EXERCISE OBJECTIVE: Without altering anything, repeat each of the records.

* * * * * * * * *

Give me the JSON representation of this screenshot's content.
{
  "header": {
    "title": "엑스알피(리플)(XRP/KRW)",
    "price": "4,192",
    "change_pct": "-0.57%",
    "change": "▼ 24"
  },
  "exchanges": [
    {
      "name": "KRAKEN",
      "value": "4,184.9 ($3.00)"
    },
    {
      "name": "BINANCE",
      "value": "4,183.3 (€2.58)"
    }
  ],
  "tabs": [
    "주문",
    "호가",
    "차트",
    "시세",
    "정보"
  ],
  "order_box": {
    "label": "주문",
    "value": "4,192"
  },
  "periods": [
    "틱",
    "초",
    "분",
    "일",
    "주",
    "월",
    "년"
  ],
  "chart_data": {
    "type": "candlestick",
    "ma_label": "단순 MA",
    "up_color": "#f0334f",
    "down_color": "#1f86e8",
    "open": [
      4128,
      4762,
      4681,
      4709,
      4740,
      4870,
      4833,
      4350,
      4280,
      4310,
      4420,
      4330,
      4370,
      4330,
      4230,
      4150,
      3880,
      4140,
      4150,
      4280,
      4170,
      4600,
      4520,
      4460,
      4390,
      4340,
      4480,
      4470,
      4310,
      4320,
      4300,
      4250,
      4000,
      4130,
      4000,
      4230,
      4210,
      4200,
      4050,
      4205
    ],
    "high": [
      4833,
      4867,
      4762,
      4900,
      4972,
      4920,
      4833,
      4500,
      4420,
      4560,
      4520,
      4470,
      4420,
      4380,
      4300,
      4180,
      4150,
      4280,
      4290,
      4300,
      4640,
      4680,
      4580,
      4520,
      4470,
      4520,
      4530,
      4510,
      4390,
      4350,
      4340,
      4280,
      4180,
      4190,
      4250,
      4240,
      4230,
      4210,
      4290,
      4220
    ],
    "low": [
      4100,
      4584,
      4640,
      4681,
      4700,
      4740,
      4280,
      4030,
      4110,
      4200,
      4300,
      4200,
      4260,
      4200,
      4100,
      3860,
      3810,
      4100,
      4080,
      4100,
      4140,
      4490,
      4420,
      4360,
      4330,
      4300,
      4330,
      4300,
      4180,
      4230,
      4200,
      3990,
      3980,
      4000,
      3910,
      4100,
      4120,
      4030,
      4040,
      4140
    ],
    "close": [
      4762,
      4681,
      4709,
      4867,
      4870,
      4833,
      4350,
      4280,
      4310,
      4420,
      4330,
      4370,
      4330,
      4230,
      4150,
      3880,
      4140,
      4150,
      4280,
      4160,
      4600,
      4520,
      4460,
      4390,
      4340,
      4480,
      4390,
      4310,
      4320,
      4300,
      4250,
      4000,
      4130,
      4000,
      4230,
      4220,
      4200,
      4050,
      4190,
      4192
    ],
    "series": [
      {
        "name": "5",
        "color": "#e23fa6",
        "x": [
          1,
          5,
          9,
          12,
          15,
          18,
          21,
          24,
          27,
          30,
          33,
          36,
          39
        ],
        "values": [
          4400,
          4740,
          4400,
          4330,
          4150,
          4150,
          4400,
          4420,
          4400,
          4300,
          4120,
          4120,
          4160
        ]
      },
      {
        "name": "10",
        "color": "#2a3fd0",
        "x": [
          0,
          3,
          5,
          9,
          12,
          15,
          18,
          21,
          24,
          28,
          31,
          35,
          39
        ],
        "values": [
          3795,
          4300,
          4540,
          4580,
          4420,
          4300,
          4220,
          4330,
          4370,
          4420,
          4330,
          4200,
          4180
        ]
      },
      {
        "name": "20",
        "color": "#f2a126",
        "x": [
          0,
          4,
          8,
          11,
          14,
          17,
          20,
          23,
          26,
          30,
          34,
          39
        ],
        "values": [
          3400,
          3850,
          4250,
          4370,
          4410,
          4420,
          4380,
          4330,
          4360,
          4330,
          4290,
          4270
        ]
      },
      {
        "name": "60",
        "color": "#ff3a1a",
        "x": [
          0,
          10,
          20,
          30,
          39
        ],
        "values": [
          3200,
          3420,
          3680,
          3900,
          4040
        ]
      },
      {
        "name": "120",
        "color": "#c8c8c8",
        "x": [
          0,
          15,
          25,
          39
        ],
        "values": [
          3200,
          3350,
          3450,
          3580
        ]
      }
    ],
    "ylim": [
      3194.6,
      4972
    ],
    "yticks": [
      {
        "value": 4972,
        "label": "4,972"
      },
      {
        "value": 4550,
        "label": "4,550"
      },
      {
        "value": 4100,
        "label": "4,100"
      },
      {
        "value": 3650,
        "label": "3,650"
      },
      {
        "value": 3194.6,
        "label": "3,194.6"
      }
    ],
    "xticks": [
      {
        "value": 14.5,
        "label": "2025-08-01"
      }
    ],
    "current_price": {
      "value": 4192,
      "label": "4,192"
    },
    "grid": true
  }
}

* * * * * * * * *

RESPONSE BELOW:
Give me the JSON representation of this screenshot's content.
{
  "header": {
    "title": "엑스알피(리플)(XRP/KRW)",
    "price": "4,192",
    "change_pct": "-0.57%",
    "change": "▼ 24"
  },
  "exchanges": [
    {
      "name": "KRAKEN",
      "value": "4,184.9 ($3.00)"
    },
    {
      "name": "BINANCE",
      "value": "4,183.3 (€2.58)"
    }
  ],
  "tabs": [
    "주문",
    "호가",
    "차트",
    "시세",
    "정보"
  ],
  "order_box": {
    "label": "주문",
    "value": "4,192"
  },
  "periods": [
    "틱",
    "초",
    "분",
    "일",
    "주",
    "월",
    "년"
  ],
  "chart_data": {
    "type": "candlestick",
    "ma_label": "단순 MA",
    "up_color": "#f0334f",
    "down_color": "#1f86e8",
    "open": [
      4128,
      4762,
      4681,
      4709,
      4740,
      4870,
      4833,
      4350,
      4280,
      4310,
      4420,
      4330,
      4370,
      4330,
      4230,
      4150,
      3880,
      4140,
      4150,
      4280,
      4170,
      4600,
      4520,
      4460,
      4390,
      4340,
      4480,
      4470,
      4310,
      4320,
      4300,
      4250,
      4000,
      4130,
      4000,
      4230,
      4210,
      4200,
      4050,
      4205
    ],
    "high": [
      4833,
      4867,
      4762,
      4900,
      4972,
      4920,
      4833,
      4500,
      4420,
      4560,
      4520,
      4470,
      4420,
      4380,
      4300,
      4180,
      4150,
      4280,
      4290,
      4300,
      4640,
      4680,
      4580,
      4520,
      4470,
      4520,
      4530,
      4510,
      4390,
      4350,
      4340,
      4280,
      4180,
      4190,
      4250,
      4240,
      4230,
      4210,
      4290,
      4220
    ],
    "low": [
      4100,
      4584,
      4640,
      4681,
      4700,
      4740,
      4280,
      4030,
      4110,
      4200,
      4300,
      4200,
      4260,
      4200,
      4100,
      3860,
      3810,
      4100,
      4080,
      4100,
      4140,
      4490,
      4420,
      4360,
      4330,
      4300,
      4330,
      4300,
      4180,
      4230,
      4200,
      3990,
      3980,
      4000,
      3910,
      4100,
      4120,
      4030,
      4040,
      4140
    ],
    "close": [
      4762,
      4681,
      4709,
      4867,
      4870,
      4833,
      4350,
      4280,
      4310,
      4420,
      4330,
      4370,
      4330,
      4230,
      4150,
      3880,
      4140,
      4150,
      4280,
      4160,
      4600,
      4520,
      4460,
      4390,
      4340,
      4480,
      4390,
      4310,
      4320,
      4300,
      4250,
      4000,
      4130,
      4000,
      4230,
      4220,
      4200,
      4050,
      4190,
      4192
    ],
    "series": [
      {
        "name": "5",
        "color": "#e23fa6",
        "x": [
          1,
          5,
          9,
          12,
          15,
          18,
          21,
          24,
          27,
          30,
          33,
          36,
          39
        ],
        "values": [
          4400,
          4740,
          4400,
          4330,
          4150,
          4150,
          4400,
          4420,
          4400,
          4300,
          4120,
          4120,
          4160
        ]
      },
      {
        "name": "10",
        "color": "#2a3fd0",
        "x": [
          0,
          3,
          5,
          9,
          12,
          15,
          18,
          21,
          24,
          28,
          31,
          35,
          39
        ],
        "values": [
          3795,
          4300,
          4540,
          4580,
          4420,
          4300,
          4220,
          4330,
          4370,
          4420,
          4330,
          4200,
          4180
        ]
      },
      {
        "name": "20",
        "color": "#f2a126",
        "x": [
          0,
          4,
          8,
          11,
          14,
          17,
          20,
          23,
          26,
          30,
          34,
          39
        ],
        "values": [
          3400,
          3850,
          4250,
          4370,
          4410,
          4420,
          4380,
          4330,
          4360,
          4330,
          4290,
          4270
        ]
      },
      {
        "name": "60",
        "color": "#ff3a1a",
        "x": [
          0,
          10,
          20,
          30,
          39
        ],
        "values": [
          3200,
          3420,
          3680,
          3900,
          4040
        ]
      },
      {
        "name": "120",
        "color": "#c8c8c8",
        "x": [
          0,
          15,
          25,
          39
        ],
        "values": [
          3200,
          3350,
          3450,
          3580
        ]
      }
    ],
    "ylim": [
      3194.6,
      4972
    ],
    "yticks": [
      {
        "value": 4972,
        "label": "4,972"
      },
      {
        "value": 4550,
        "label": "4,550"
      },
      {
        "value": 4100,
        "label": "4,100"
      },
      {
        "value": 3650,
        "label": "3,650"
      },
      {
        "value": 3194.6,
        "label": "3,194.6"
      }
    ],
    "xticks": [
      {
        "value": 14.5,
        "label": "2025-08-01"
      }
    ],
    "current_price": {
      "value": 4192,
      "label": "4,192"
    },
    "grid": true
  }
}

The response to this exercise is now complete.